Given problem
Write out the lines from the line containing "Give me the" through the final line of the listing below, exactly, omitting every other line.

Collected data entries:

────────────────

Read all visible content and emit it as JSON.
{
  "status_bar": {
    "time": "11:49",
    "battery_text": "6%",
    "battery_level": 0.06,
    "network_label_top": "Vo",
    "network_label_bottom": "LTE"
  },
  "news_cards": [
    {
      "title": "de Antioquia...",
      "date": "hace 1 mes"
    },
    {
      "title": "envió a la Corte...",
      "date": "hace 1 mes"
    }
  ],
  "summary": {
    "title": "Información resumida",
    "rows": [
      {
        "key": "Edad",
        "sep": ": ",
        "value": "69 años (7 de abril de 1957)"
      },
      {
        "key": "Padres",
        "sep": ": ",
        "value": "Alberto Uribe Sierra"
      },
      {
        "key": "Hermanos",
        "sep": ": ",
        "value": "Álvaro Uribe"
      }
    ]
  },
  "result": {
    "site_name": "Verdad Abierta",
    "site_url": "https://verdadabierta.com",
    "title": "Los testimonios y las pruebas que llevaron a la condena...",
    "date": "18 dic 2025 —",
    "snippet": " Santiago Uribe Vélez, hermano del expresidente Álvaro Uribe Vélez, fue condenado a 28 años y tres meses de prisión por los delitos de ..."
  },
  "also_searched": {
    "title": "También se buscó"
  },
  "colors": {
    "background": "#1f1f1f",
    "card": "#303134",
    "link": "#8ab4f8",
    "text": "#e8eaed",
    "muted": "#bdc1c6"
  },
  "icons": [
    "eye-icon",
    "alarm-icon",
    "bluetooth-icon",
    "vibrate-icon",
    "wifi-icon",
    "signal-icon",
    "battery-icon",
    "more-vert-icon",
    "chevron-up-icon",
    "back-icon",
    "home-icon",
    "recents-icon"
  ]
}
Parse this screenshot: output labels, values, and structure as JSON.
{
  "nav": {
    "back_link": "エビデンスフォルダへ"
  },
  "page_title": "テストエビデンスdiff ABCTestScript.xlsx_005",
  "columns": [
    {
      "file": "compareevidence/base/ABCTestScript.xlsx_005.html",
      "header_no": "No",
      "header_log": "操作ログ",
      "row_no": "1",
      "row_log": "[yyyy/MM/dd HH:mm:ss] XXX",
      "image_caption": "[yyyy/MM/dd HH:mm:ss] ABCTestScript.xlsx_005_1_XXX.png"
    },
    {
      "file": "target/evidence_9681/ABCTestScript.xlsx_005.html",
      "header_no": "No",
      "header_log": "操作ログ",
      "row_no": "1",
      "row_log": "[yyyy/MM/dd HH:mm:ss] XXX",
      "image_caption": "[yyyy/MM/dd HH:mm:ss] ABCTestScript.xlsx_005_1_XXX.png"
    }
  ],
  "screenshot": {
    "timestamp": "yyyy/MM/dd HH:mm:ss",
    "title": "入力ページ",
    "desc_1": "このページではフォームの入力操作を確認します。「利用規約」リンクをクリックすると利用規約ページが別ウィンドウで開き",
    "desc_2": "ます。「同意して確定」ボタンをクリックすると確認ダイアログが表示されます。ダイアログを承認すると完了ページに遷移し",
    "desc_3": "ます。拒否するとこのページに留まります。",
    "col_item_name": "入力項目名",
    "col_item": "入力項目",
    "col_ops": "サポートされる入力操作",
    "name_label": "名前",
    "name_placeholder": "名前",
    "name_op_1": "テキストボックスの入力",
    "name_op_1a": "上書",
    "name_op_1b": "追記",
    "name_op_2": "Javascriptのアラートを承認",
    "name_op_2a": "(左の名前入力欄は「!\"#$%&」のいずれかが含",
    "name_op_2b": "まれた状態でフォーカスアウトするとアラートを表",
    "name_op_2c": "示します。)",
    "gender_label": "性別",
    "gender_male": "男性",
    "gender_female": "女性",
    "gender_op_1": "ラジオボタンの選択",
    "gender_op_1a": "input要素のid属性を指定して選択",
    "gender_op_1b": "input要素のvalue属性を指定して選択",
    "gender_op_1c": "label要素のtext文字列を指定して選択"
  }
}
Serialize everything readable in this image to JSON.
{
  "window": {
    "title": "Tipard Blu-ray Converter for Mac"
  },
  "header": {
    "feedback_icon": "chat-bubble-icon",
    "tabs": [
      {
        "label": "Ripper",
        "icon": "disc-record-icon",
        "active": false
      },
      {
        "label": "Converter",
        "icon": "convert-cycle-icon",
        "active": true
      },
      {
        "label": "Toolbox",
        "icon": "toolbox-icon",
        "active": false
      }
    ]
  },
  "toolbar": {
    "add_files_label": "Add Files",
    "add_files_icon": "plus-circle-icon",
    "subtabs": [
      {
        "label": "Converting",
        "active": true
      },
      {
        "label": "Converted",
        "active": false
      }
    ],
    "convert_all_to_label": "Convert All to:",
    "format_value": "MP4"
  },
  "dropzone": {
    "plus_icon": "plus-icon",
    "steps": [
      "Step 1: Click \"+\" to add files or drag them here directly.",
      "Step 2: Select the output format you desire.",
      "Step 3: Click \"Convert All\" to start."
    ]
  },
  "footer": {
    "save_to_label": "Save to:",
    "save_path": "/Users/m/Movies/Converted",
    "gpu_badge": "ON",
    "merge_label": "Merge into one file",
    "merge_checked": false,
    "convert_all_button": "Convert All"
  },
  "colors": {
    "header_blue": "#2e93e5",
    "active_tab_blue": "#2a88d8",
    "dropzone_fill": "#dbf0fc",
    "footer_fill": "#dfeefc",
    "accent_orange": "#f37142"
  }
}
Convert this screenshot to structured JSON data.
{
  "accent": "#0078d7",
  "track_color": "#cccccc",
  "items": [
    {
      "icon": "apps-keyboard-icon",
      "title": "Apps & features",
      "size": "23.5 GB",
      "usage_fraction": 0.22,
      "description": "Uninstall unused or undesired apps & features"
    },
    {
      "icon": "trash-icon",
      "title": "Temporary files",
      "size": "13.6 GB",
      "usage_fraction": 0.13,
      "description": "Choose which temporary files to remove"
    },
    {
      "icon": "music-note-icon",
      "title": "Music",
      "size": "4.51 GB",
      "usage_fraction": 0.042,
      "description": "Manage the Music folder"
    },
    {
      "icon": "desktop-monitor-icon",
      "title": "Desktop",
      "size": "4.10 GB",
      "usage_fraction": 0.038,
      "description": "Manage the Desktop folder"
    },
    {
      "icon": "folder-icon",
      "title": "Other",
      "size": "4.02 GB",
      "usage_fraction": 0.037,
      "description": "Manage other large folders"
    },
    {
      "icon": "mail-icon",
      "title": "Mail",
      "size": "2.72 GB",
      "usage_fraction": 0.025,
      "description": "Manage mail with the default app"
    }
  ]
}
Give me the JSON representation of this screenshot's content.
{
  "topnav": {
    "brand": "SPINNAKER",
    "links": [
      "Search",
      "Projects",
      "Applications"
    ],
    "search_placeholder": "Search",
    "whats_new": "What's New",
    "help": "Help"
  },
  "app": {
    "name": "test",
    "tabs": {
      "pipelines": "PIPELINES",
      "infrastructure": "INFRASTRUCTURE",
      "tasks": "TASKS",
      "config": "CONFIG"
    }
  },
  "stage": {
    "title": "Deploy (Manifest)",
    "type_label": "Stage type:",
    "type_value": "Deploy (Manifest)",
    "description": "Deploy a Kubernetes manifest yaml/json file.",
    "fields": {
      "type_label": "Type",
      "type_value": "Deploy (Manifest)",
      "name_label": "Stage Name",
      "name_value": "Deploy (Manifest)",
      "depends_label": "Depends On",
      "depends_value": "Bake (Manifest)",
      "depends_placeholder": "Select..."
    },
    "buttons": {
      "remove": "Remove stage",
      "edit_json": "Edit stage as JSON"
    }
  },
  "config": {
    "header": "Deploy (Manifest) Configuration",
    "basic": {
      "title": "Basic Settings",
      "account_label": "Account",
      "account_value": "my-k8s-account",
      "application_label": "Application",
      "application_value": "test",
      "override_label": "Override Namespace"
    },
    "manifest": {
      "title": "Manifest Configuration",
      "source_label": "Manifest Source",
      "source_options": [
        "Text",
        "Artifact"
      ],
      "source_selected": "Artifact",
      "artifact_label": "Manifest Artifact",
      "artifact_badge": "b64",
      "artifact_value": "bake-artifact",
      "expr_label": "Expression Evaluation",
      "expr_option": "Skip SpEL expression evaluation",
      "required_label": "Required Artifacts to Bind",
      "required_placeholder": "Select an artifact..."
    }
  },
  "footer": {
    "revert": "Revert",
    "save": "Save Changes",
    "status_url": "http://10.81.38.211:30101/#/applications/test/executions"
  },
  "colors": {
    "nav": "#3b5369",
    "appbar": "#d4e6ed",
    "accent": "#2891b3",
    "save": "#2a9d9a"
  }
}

────────────────

Response
Give me the JSON representation of this screenshot's content.
{
  "topnav": {
    "brand": "SPINNAKER",
    "links": [
      "Search",
      "Projects",
      "Applications"
    ],
    "search_placeholder": "Search",
    "whats_new": "What's New",
    "help": "Help"
  },
  "app": {
    "name": "test",
    "tabs": {
      "pipelines": "PIPELINES",
      "infrastructure": "INFRASTRUCTURE",
      "tasks": "TASKS",
      "config": "CONFIG"
    }
  },
  "stage": {
    "title": "Deploy (Manifest)",
    "type_label": "Stage type:",
    "type_value": "Deploy (Manifest)",
    "description": "Deploy a Kubernetes manifest yaml/json file.",
    "fields": {
      "type_label": "Type",
      "type_value": "Deploy (Manifest)",
      "name_label": "Stage Name",
      "name_value": "Deploy (Manifest)",
      "depends_label": "Depends On",
      "depends_value": "Bake (Manifest)",
      "depends_placeholder": "Select..."
    },
    "buttons": {
      "remove": "Remove stage",
      "edit_json": "Edit stage as JSON"
    }
  },
  "config": {
    "header": "Deploy (Manifest) Configuration",
    "basic": {
      "title": "Basic Settings",
      "account_label": "Account",
      "account_value": "my-k8s-account",
      "application_label": "Application",
      "application_value": "test",
      "override_label": "Override Namespace"
    },
    "manifest": {
      "title": "Manifest Configuration",
      "source_label": "Manifest Source",
      "source_options": [
        "Text",
        "Artifact"
      ],
      "source_selected": "Artifact",
      "artifact_label": "Manifest Artifact",
      "artifact_badge": "b64",
      "artifact_value": "bake-artifact",
      "expr_label": "Expression Evaluation",
      "expr_option": "Skip SpEL expression evaluation",
      "required_label": "Required Artifacts to Bind",
      "required_placeholder": "Select an artifact..."
    }
  },
  "footer": {
    "revert": "Revert",
    "save": "Save Changes",
    "status_url": "http://10.81.38.211:30101/#/applications/test/executions"
  },
  "colors": {
    "nav": "#3b5369",
    "appbar": "#d4e6ed",
    "accent": "#2891b3",
    "save": "#2a9d9a"
  }
}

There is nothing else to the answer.